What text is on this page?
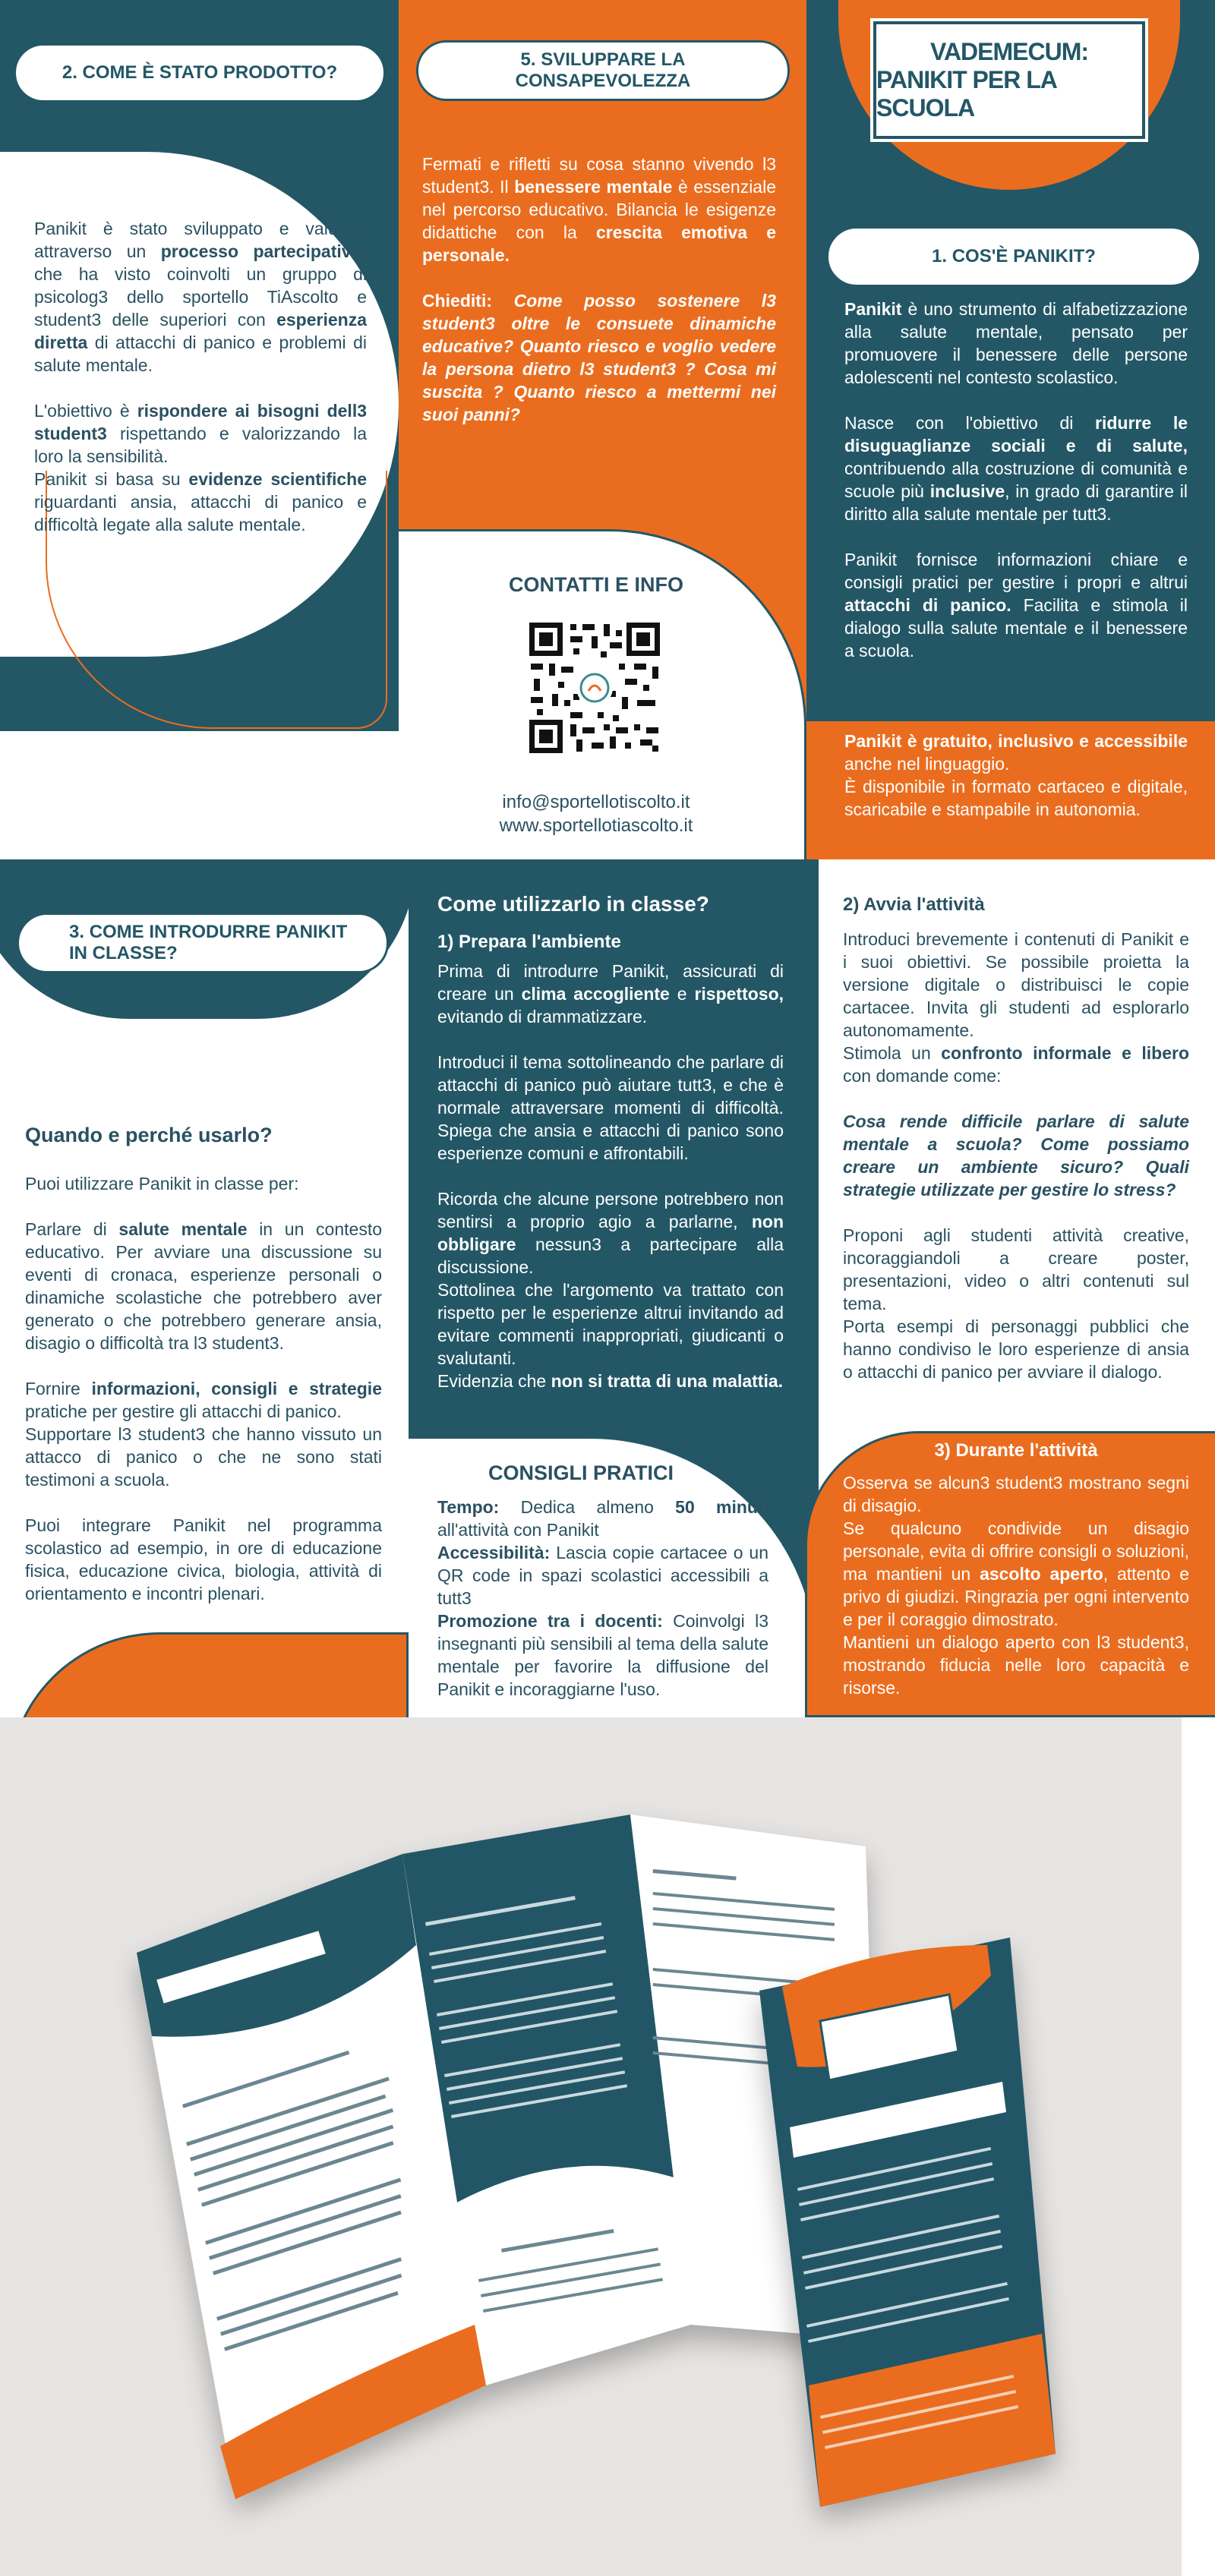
2. COME È STATO PRODOTTO?

Panikit è stato sviluppato e valutato attraverso un processo partecipativo, che ha visto coinvolti un gruppo di psicolog3 dello sportello TiAscolto e student3 delle superiori con esperienza diretta di attacchi di panico e problemi di salute mentale.

L'obiettivo è rispondere ai bisogni dell3 student3 rispettando e valorizzando la loro la sensibilità.

Panikit si basa su evidenze scientifiche riguardanti ansia, attacchi di panico e difficoltà legate alla salute mentale.

5. SVILUPPARE LA
CONSAPEVOLEZZA

Fermati e rifletti su cosa stanno vivendo l3 student3. Il benessere mentale è essenziale nel percorso educativo. Bilancia le esigenze didattiche con la crescita emotiva e personale.

Chiediti: Come posso sostenere l3 student3 oltre le consuete dinamiche educative? Quanto riesco e voglio vedere la persona dietro l3 student3 ? Cosa mi suscita ? Quanto riesco a mettermi nei suoi panni?

CONTATTI E INFO
info@sportellotiscolto.it
www.sportellotiascolto.it
VADEMECUM:
PANIKIT PER LA SCUOLA
1. COS'È PANIKIT?

Panikit è uno strumento di alfabetizzazione alla salute mentale, pensato per promuovere il benessere delle persone adolescenti nel contesto scolastico.

Nasce con l'obiettivo di ridurre le disuguaglianze sociali e di salute, contribuendo alla costruzione di comunità e scuole più inclusive, in grado di garantire il diritto alla salute mentale per tutt3.

Panikit fornisce informazioni chiare e consigli pratici per gestire i propri e altrui attacchi di panico. Facilita e stimola il dialogo sulla salute mentale e il benessere a scuola.

Panikit è gratuito, inclusivo e accessibile anche nel linguaggio.

È disponibile in formato cartaceo e digitale, scaricabile e stampabile in autonomia.

3. COME INTRODURRE PANIKIT
IN CLASSE?
Quando e perché usarlo?

Puoi utilizzare Panikit in classe per:

Parlare di salute mentale in un contesto educativo. Per avviare una discussione su eventi di cronaca, esperienze personali o dinamiche scolastiche che potrebbero aver generato o che potrebbero generare ansia, disagio o difficoltà tra l3 student3.

Fornire informazioni, consigli e strategie pratiche per gestire gli attacchi di panico.
Supportare l3 student3 che hanno vissuto un attacco di panico o che ne sono stati testimoni a scuola.

Puoi integrare Panikit nel programma scolastico ad esempio, in ore di educazione fisica, educazione civica, biologia, attività di orientamento e incontri plenari.

Come utilizzarlo in classe?
1) Prepara l'ambiente

Prima di introdurre Panikit, assicurati di creare un clima accogliente e rispettoso, evitando di drammatizzare.

Introduci il tema sottolineando che parlare di attacchi di panico può aiutare tutt3, e che è normale attraversare momenti di difficoltà. Spiega che ansia e attacchi di panico sono esperienze comuni e affrontabili.

Ricorda che alcune persone potrebbero non sentirsi a proprio agio a parlarne, non obbligare nessun3 a partecipare alla discussione.
Sottolinea che l'argomento va trattato con rispetto per le esperienze altrui invitando ad evitare commenti inappropriati, giudicanti o svalutanti.
Evidenzia che non si tratta di una malattia.

CONSIGLI PRATICI

Tempo: Dedica almeno 50 minuti all'attività con Panikit

Accessibilità: Lascia copie cartacee o un QR code in spazi scolastici accessibili a tutt3

Promozione tra i docenti: Coinvolgi l3 insegnanti più sensibili al tema della salute mentale per favorire la diffusione del Panikit e incoraggiarne l'uso.

2) Avvia l'attività

Introduci brevemente i contenuti di Panikit e i suoi obiettivi. Se possibile proietta la versione digitale o distribuisci le copie cartacee. Invita gli studenti ad esplorarlo autonomamente.
Stimola un confronto informale e libero con domande come:

Cosa rende difficile parlare di salute mentale a scuola? Come possiamo creare un ambiente sicuro? Quali strategie utilizzate per gestire lo stress?

Proponi agli studenti attività creative, incoraggiandoli a creare poster, presentazioni, video o altri contenuti sul tema.

Porta esempi di personaggi pubblici che hanno condiviso le loro esperienze di ansia o attacchi di panico per avviare il dialogo.

3) Durante l'attività

Osserva se alcun3 student3 mostrano segni di disagio.

Se qualcuno condivide un disagio personale, evita di offrire consigli o soluzioni, ma mantieni un ascolto aperto, attento e privo di giudizi. Ringrazia per ogni intervento e per il coraggio dimostrato.

Mantieni un dialogo aperto con l3 student3, mostrando fiducia nelle loro capacità e risorse.
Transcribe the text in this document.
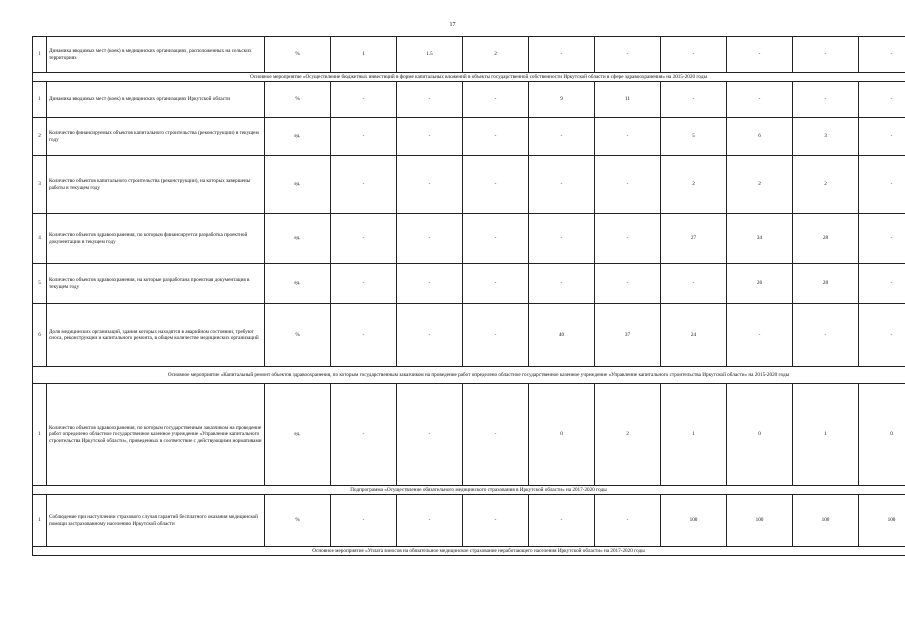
17
1	Динамика вводимых мест (коек) в медицинских организациях, расположенных на сельских территориях	%	1	1.5	2	-	-	-	-	-	-
Основное мероприятие «Осуществление бюджетных инвестиций в форме капитальных вложений в объекты государственной собственности Иркутской области в сфере здравоохранения» на 2015-2020 годы											
1	Динамика вводимых мест (коек) в медицинских организациях Иркутской области	%	-	-	-	9	11	-	-	-	-
2	Количество финансируемых объектов капитального строительства (реконструкции) в текущем году	ед.	-	-	-	-	-	5	6	3	-
3	Количество объектов капитального строительства (реконструкции), на которых завершены работы в текущем году	ед.	-	-	-	-	-	2	2	2	-
4	Количество объектов здравоохранения, по которым финансируется разработка проектной документации в текущем году	ед.	-	-	-	-	-	27	34	28	-
5	Количество объектов здравоохранения, на которые разработана проектная документация в текущем году	ед.	-	-	-	-	-	-	26	28	-
6	Доля медицинских организаций, здания которых находятся в аварийном состоянии, требуют сноса, реконструкции и капитального ремонта, в общем количестве медицинских организаций	%	-	-	-	40	37	24	-	-	-
Основное мероприятие «Капитальный ремонт объектов здравоохранения, по которым государственным заказчиком на проведение работ определено областное государственное казенное учреждение «Управление капитального строительства Иркутской области» на 2015-2020 годы											
1	Количество объектов здравоохранения, по которым государственным заказчиком на проведение работ определено областное государственное казенное учреждение «Управление капитального строительства Иркутской области», приведенных в соответствие с действующими нормативами	ед.	-	-	-	0	2	1	0	1	0
Подпрограмма «Осуществление обязательного медицинского страхования в Иркутской области» на 2017-2020 годы											
1	Соблюдение при наступлении страхового случая гарантий бесплатного оказания медицинской помощи застрахованному населению Иркутской области	%	-	-	-	-	-	100	100	100	100
Основное мероприятие «Уплата взносов на обязательное медицинское страхование неработающего населения Иркутской области» на 2017-2020 годы											
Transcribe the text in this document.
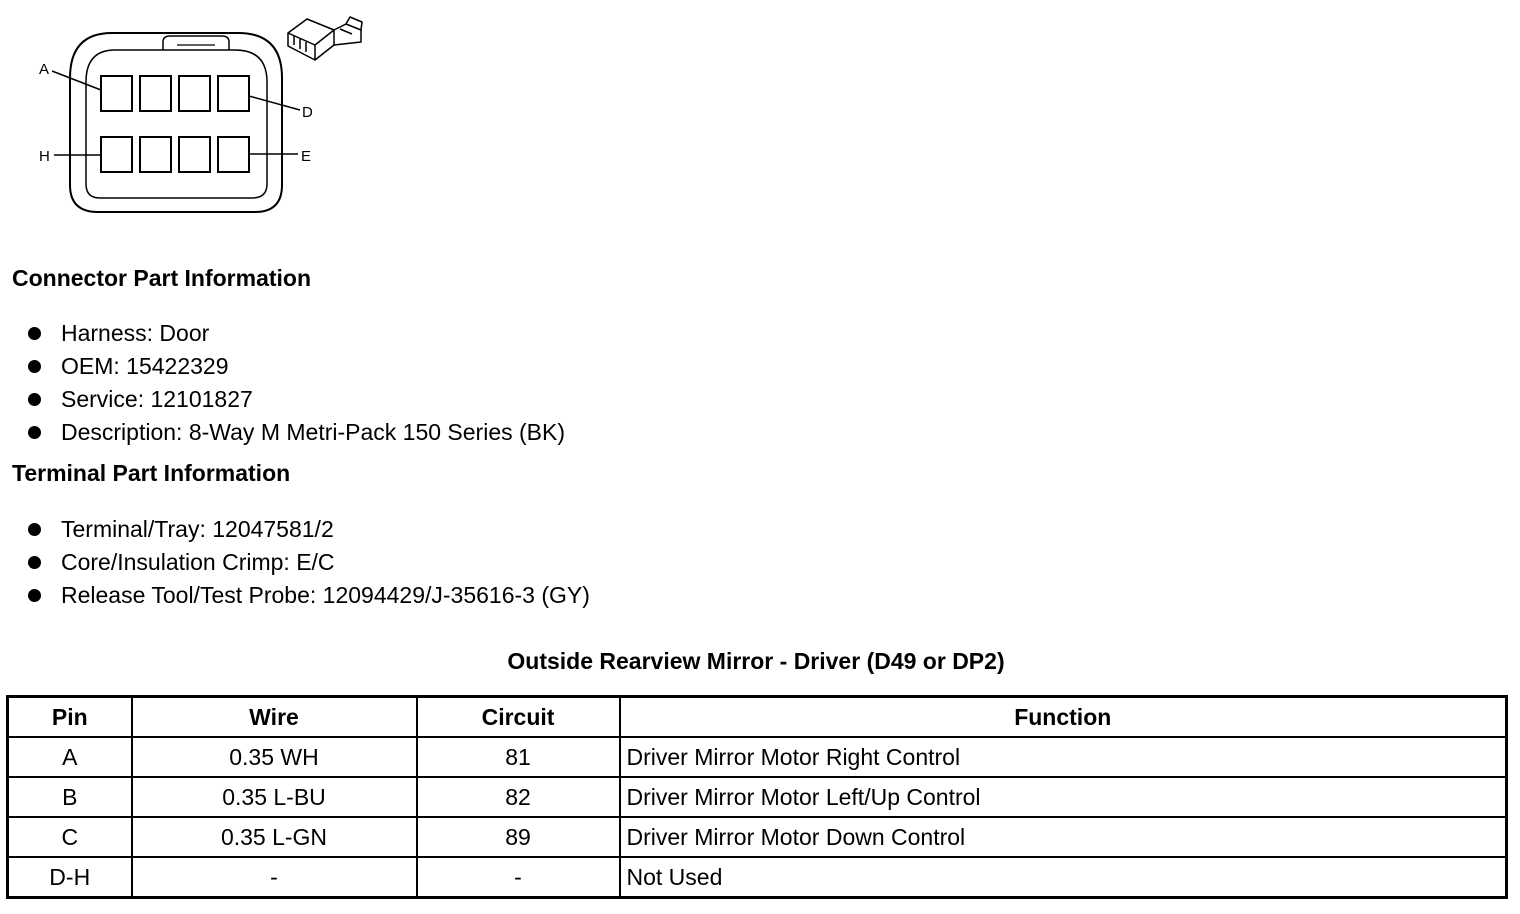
A
D
H	E
Connector Part Information
Harness: Door
OEM: 15422329
Service: 12101827
Description: 8-Way M Metri-Pack 150 Series (BK)
Terminal Part Information
Terminal/Tray: 12047581/2
Core/Insulation Crimp: E/C
Release Tool/Test Probe: 12094429/J-35616-3 (GY)
Outside Rearview Mirror - Driver (D49 or DP2)
Pin	Wire	Circuit	Function
A	0.35 WH	81	Driver Mirror Motor Right Control
B	0.35 L-BU	82	Driver Mirror Motor Left/Up Control
C	0.35 L-GN	89	Driver Mirror Motor Down Control
D-H	-	-	Not Used
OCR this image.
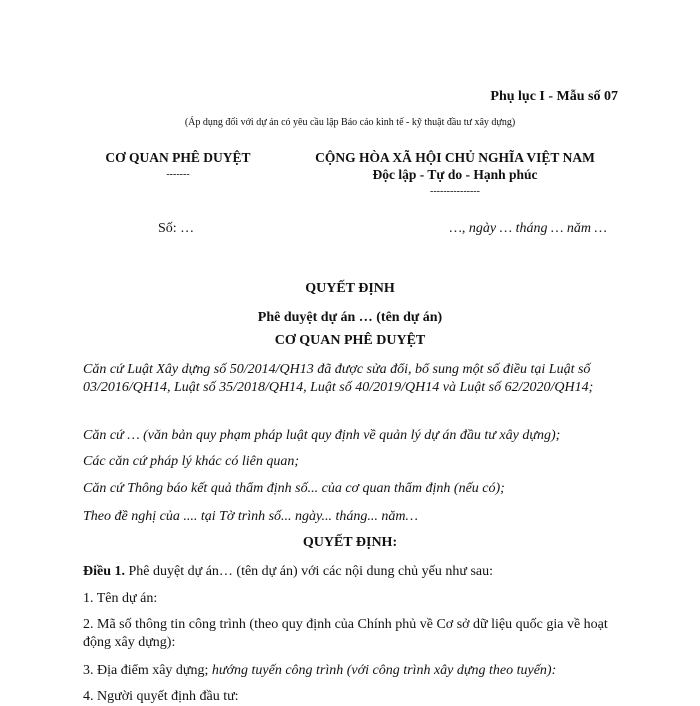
Phụ lục I - Mẫu số 07
(Áp dụng đối với dự án có yêu cầu lập Báo cáo kinh tế - kỹ thuật đầu tư xây dựng)
CƠ QUAN PHÊ DUYỆT
-------
CỘNG HÒA XÃ HỘI CHỦ NGHĨA VIỆT NAM
Độc lập - Tự do - Hạnh phúc
---------------
Số: …	…, ngày … tháng … năm …
QUYẾT ĐỊNH
Phê duyệt dự án … (tên dự án)
CƠ QUAN PHÊ DUYỆT
Căn cứ Luật Xây dựng số 50/2014/QH13 đã được sửa đổi, bổ sung một số điều tại Luật số 03/2016/QH14, Luật số 35/2018/QH14, Luật số 40/2019/QH14 và Luật số 62/2020/QH14;
Căn cứ … (văn bản quy phạm pháp luật quy định về quản lý dự án đầu tư xây dựng);
Các căn cứ pháp lý khác có liên quan;
Căn cứ Thông báo kết quả thẩm định số... của cơ quan thẩm định (nếu có);
Theo đề nghị của .... tại Tờ trình số... ngày... tháng... năm…
QUYẾT ĐỊNH:
Điều 1. Phê duyệt dự án… (tên dự án) với các nội dung chủ yếu như sau:
1. Tên dự án:
2. Mã số thông tin công trình (theo quy định của Chính phủ về Cơ sở dữ liệu quốc gia về hoạt động xây dựng):
3. Địa điểm xây dựng; hướng tuyến công trình (với công trình xây dựng theo tuyến):
4. Người quyết định đầu tư:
***
TASK TO CARRY OUT
List each line of the entries that holds the string "Control".

WRITTEN ANSWER
A	0.35 WH	81	Driver Mirror Motor Right Control
B	0.35 L-BU	82	Driver Mirror Motor Left/Up Control
C	0.35 L-GN	89	Driver Mirror Motor Down Control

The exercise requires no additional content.